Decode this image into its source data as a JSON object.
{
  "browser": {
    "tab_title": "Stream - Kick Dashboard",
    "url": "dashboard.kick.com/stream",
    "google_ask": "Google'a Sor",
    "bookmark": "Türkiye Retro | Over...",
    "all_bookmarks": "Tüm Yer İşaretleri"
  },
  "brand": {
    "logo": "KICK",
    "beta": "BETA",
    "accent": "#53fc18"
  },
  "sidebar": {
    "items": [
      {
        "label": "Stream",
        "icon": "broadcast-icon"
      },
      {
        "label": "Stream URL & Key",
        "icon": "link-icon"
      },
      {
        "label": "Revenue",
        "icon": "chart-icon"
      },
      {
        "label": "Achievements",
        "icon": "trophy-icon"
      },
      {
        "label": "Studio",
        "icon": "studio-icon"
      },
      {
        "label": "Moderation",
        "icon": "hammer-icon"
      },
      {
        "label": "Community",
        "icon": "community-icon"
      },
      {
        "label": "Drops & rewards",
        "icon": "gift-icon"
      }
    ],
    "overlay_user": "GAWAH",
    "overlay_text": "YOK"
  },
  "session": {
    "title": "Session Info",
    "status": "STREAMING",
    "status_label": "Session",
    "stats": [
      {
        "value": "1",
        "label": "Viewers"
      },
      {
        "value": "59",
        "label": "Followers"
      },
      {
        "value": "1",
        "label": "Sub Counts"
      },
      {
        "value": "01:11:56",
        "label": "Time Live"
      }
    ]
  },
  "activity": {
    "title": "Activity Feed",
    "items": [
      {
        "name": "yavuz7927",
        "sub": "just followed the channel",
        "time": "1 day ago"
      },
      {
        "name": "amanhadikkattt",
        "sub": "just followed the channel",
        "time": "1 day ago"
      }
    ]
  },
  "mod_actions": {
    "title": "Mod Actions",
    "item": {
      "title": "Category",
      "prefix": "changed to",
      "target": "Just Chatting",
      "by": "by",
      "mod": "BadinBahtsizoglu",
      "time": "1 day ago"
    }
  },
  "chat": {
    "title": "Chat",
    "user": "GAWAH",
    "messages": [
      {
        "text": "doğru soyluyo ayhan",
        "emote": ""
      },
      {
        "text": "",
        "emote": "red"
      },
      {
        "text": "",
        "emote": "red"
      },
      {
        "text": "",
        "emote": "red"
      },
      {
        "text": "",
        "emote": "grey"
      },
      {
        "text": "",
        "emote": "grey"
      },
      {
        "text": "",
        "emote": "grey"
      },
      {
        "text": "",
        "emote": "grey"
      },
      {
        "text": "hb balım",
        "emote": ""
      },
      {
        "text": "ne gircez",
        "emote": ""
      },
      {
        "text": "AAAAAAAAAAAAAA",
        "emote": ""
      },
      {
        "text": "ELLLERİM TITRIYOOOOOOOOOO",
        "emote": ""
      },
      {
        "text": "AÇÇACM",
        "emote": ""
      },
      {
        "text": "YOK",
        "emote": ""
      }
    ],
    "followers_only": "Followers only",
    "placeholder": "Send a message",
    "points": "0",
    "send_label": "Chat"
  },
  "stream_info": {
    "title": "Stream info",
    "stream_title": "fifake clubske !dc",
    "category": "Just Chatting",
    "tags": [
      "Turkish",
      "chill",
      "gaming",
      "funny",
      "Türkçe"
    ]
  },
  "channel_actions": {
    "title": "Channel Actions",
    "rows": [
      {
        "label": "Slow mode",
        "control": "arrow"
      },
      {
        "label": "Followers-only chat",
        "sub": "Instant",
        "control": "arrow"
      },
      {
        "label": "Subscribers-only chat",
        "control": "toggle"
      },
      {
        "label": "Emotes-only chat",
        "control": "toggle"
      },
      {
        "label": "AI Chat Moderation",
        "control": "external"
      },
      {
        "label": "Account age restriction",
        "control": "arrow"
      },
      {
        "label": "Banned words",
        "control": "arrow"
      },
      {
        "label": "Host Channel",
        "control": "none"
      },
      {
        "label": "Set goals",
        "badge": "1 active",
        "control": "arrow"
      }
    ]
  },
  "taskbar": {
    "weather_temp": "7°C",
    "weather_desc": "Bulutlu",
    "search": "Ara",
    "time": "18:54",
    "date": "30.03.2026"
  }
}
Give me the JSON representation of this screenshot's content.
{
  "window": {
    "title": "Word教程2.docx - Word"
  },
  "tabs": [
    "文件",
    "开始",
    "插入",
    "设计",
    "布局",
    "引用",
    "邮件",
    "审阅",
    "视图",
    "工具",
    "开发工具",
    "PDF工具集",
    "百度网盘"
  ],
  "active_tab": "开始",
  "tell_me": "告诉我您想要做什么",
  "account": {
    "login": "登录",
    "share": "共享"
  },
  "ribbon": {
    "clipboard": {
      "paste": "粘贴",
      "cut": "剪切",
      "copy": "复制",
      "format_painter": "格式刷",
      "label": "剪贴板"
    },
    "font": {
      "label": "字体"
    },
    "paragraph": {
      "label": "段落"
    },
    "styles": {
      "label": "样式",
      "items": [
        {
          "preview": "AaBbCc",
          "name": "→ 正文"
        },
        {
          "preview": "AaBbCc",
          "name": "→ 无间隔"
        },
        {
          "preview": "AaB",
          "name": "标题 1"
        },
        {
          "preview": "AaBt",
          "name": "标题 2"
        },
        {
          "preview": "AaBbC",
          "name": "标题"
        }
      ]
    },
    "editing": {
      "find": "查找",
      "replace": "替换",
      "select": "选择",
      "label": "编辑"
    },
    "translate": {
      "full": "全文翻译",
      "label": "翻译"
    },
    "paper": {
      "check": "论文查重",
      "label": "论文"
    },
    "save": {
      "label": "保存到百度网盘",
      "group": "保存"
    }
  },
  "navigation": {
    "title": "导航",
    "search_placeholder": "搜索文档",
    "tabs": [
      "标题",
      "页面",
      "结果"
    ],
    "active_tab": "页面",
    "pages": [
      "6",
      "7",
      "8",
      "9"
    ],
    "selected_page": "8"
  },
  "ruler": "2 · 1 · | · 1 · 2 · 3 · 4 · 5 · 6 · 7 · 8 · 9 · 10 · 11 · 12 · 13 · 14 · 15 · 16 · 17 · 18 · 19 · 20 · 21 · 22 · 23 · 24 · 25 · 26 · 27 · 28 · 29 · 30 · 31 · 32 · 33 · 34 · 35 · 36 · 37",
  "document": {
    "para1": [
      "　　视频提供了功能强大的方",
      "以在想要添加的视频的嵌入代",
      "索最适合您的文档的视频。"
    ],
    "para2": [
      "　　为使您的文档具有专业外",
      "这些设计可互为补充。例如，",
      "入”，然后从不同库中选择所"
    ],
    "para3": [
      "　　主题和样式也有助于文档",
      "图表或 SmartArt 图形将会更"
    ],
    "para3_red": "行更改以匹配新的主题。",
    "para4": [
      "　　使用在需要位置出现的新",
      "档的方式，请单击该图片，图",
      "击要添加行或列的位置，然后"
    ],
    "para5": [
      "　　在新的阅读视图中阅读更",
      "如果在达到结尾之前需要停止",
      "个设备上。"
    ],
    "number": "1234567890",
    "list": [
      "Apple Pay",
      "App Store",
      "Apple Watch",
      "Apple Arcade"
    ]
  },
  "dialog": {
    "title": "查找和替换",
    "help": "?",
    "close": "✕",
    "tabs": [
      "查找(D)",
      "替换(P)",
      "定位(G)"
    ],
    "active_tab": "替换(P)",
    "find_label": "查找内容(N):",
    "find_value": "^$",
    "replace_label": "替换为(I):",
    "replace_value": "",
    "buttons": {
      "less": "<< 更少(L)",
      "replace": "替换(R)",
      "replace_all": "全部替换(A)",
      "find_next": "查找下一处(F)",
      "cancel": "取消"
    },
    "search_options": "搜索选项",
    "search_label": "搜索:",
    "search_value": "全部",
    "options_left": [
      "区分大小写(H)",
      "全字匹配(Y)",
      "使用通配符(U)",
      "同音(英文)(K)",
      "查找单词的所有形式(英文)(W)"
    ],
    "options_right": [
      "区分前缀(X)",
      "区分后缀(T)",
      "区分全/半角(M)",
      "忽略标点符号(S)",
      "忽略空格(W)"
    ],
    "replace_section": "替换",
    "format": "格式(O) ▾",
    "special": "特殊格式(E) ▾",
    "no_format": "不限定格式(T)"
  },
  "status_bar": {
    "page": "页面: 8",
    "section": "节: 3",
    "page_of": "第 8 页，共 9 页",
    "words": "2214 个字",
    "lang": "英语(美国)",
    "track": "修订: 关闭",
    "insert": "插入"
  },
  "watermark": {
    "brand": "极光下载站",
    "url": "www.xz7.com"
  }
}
—————
● **Task prompt**
Write out each line of the data that holds the string "Chatting".

● **Worked answer**
      "target": "Just Chatting",
    "category": "Just Chatting",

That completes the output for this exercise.